_Stated problem_: Your task is to copy each line that has the word "isinstance".

_Data for the task_:
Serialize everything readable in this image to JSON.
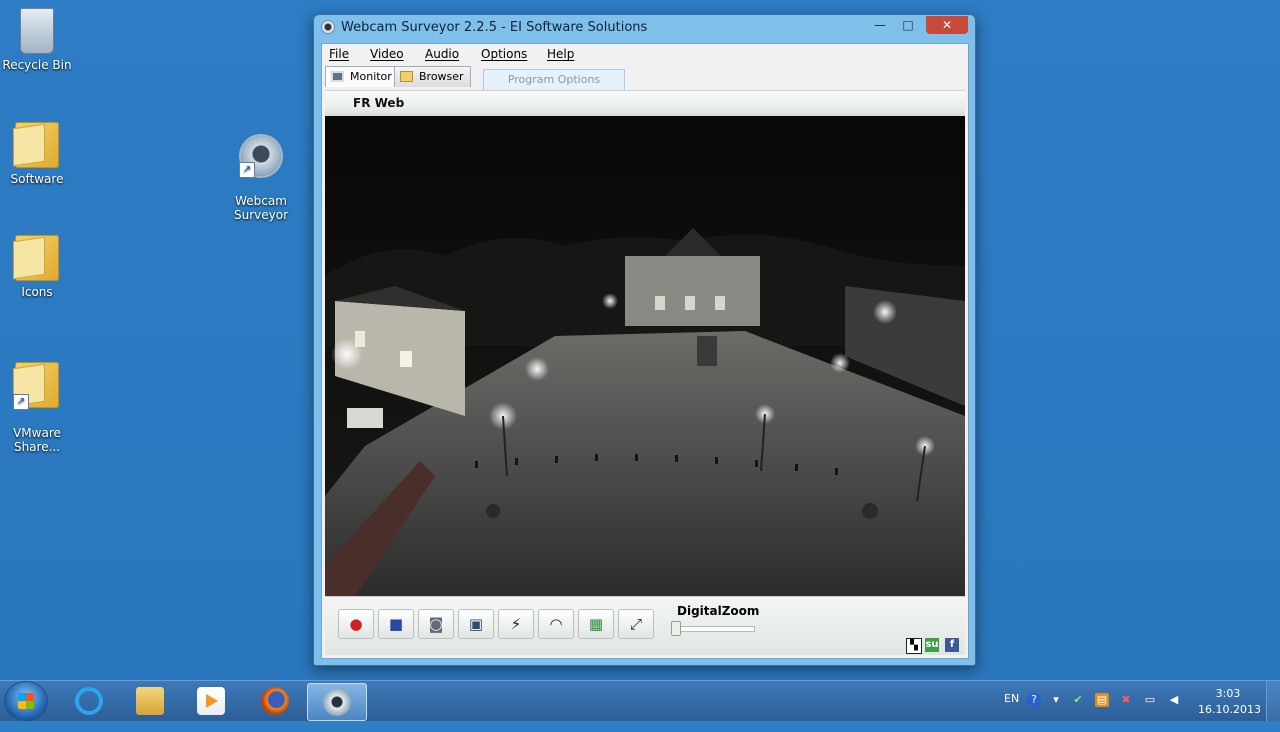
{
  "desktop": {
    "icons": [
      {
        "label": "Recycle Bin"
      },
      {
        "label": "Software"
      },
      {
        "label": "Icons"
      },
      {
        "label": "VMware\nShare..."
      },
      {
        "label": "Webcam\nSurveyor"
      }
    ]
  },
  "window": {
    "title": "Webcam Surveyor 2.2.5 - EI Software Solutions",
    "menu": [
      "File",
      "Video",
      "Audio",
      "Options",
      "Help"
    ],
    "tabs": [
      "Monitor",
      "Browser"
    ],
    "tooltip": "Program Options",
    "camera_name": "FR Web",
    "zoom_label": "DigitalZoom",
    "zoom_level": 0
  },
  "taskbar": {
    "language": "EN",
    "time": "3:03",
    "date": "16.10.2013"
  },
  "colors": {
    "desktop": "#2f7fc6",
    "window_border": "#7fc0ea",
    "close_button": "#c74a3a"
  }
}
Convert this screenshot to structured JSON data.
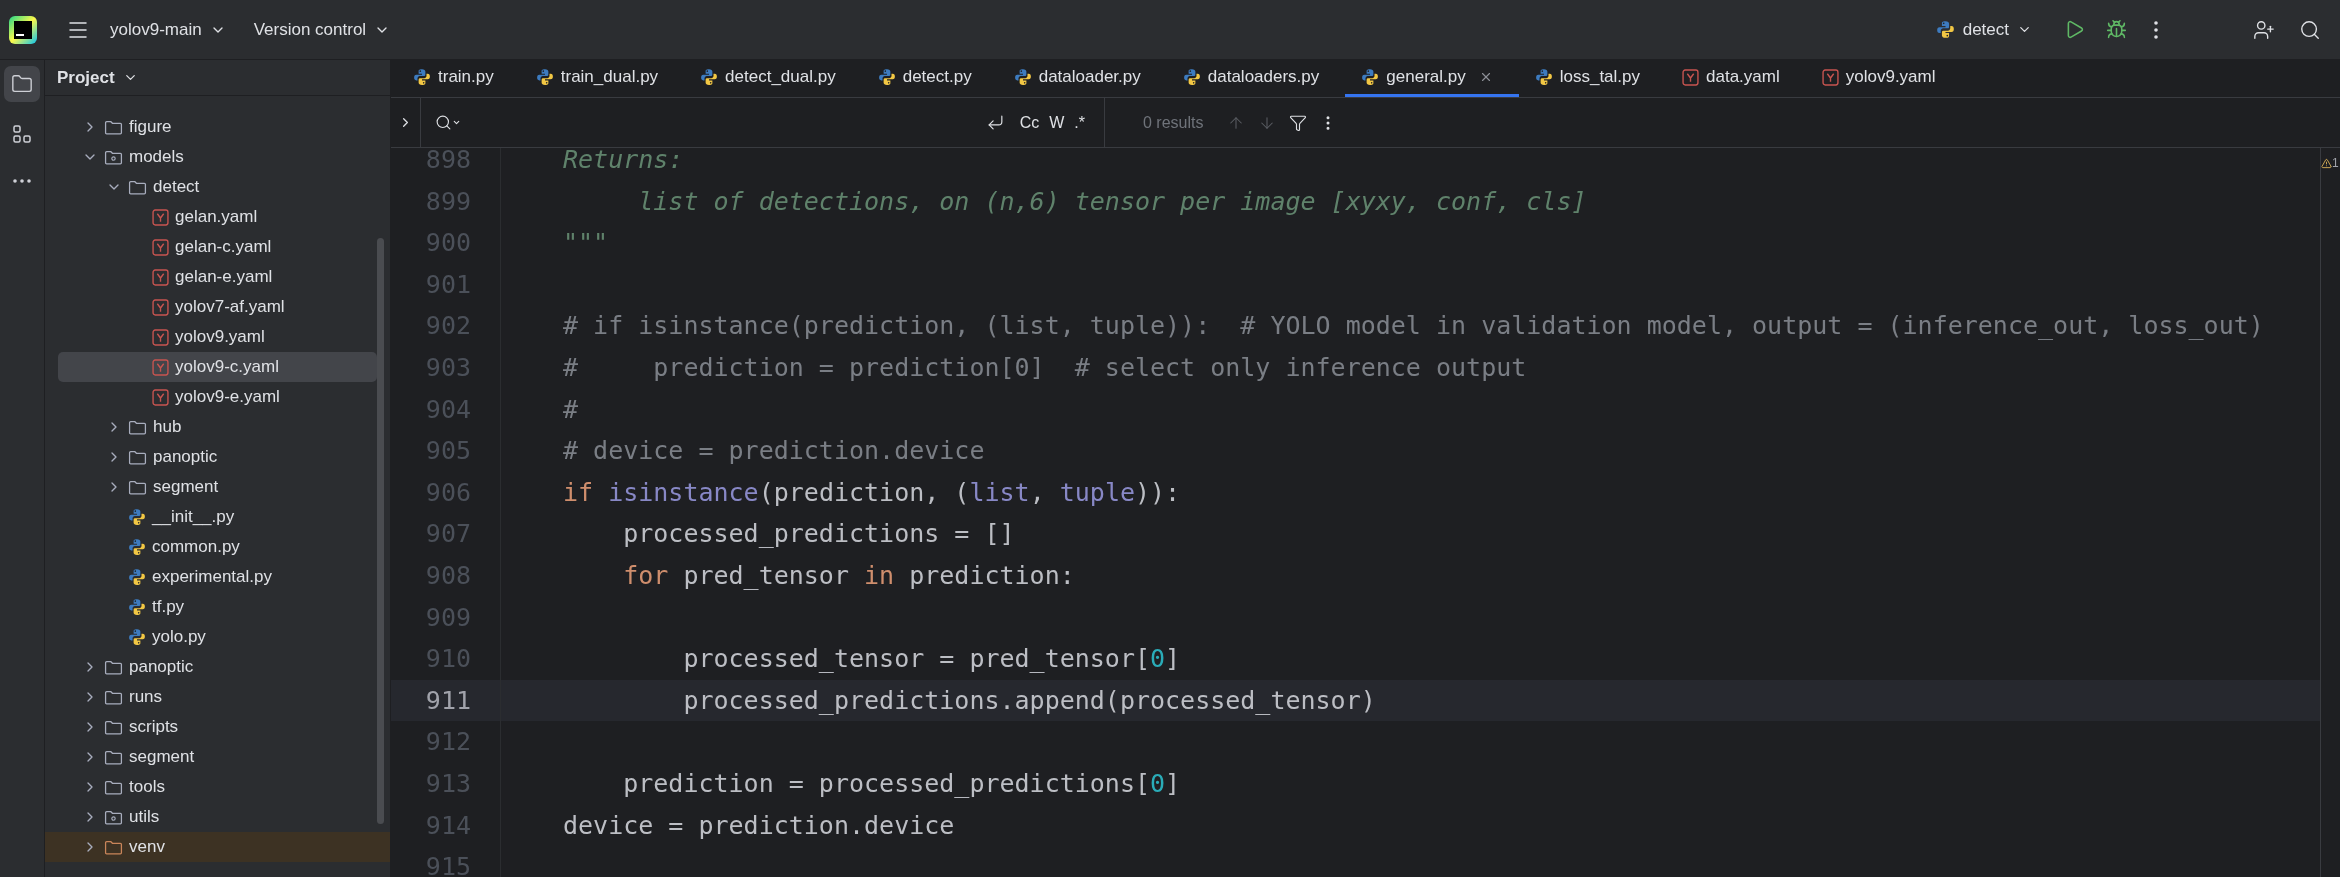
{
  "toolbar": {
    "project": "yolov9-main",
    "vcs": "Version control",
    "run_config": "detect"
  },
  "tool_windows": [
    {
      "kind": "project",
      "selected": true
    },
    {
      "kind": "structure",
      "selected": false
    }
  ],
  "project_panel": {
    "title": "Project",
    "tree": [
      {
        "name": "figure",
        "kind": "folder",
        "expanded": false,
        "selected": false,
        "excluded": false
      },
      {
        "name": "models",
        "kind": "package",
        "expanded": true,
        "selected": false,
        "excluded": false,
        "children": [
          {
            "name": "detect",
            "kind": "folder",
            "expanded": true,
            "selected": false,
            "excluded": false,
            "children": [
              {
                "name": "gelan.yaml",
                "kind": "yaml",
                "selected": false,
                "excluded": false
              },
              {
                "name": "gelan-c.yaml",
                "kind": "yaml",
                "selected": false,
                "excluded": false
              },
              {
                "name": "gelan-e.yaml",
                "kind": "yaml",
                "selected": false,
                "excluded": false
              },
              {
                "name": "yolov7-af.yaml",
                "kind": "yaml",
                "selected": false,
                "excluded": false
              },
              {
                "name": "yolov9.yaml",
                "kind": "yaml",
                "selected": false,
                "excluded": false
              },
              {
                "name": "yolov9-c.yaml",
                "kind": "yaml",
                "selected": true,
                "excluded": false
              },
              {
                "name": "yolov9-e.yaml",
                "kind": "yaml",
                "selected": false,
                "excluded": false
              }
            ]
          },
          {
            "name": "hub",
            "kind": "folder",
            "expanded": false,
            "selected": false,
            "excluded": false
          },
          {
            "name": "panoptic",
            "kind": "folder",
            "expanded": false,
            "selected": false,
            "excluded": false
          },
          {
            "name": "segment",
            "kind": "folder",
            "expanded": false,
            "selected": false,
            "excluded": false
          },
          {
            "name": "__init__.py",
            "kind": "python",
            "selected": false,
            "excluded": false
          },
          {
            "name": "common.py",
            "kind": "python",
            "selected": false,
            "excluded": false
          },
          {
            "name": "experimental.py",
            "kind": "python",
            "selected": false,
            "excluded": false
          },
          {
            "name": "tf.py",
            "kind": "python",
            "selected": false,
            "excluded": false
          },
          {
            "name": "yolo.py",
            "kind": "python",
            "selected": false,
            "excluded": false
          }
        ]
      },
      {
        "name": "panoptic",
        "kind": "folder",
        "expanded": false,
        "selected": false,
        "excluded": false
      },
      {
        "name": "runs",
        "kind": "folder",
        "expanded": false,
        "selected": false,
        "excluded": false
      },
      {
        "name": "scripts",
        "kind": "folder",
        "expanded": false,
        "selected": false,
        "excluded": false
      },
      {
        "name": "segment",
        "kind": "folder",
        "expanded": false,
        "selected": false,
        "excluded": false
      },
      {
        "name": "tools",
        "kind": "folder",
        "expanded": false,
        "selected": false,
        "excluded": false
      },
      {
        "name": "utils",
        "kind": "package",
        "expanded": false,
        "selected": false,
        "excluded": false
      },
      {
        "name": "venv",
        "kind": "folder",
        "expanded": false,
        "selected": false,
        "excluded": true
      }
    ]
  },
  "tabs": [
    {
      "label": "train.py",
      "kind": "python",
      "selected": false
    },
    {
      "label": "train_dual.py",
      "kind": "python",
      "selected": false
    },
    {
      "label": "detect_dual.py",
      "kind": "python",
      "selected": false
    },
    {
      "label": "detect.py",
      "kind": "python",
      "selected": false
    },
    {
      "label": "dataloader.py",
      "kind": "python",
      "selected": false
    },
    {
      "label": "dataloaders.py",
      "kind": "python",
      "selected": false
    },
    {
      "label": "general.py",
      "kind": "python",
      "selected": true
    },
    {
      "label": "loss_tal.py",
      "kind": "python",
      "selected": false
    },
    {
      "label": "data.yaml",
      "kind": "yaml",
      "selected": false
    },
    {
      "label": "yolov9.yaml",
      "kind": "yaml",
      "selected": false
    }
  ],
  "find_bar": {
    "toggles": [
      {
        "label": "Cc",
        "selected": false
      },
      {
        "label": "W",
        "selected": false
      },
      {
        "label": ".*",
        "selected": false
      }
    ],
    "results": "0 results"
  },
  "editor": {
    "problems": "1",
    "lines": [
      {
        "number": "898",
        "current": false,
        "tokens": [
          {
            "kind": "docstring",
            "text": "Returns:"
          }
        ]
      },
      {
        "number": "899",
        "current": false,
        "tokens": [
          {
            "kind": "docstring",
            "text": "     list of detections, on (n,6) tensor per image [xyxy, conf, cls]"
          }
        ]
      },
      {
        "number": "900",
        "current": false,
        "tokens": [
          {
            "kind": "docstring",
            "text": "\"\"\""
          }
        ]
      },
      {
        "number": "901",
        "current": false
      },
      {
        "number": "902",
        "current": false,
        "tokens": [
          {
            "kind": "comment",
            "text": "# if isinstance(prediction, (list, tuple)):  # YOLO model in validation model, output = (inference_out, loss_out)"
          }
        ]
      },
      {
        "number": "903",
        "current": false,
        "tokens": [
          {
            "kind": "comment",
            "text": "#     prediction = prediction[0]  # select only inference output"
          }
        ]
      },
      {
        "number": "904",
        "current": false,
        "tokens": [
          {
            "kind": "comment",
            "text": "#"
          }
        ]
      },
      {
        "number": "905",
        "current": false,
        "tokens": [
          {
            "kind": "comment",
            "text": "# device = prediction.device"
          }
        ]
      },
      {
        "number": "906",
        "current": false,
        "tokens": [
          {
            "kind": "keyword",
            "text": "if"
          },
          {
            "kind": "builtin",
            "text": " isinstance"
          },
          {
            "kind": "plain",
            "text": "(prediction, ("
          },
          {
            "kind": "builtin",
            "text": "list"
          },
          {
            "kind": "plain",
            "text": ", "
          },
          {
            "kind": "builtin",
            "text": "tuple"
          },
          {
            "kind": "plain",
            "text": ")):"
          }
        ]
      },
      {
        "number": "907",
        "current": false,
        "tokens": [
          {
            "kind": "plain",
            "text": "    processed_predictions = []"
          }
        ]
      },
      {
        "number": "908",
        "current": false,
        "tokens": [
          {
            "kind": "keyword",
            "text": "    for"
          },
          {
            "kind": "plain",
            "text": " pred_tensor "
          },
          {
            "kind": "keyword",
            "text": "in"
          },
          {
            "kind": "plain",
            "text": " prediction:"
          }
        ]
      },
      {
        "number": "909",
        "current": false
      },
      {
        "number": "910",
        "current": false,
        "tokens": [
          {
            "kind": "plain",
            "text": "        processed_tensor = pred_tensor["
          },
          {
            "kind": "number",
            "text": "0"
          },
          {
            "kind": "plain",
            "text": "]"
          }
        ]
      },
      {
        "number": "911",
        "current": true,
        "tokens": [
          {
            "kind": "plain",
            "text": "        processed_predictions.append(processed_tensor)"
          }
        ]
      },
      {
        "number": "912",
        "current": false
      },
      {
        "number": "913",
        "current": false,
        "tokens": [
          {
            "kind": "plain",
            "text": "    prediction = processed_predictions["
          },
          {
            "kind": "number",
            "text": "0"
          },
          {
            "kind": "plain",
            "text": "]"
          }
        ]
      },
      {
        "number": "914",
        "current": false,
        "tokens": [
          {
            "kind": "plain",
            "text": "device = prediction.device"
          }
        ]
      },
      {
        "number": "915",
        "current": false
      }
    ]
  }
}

_Solution_:
            "text": "# if isinstance(prediction, (list, tuple)):  # YOLO model in validation model, output = (inference_out, loss_out)"
            "text": " isinstance"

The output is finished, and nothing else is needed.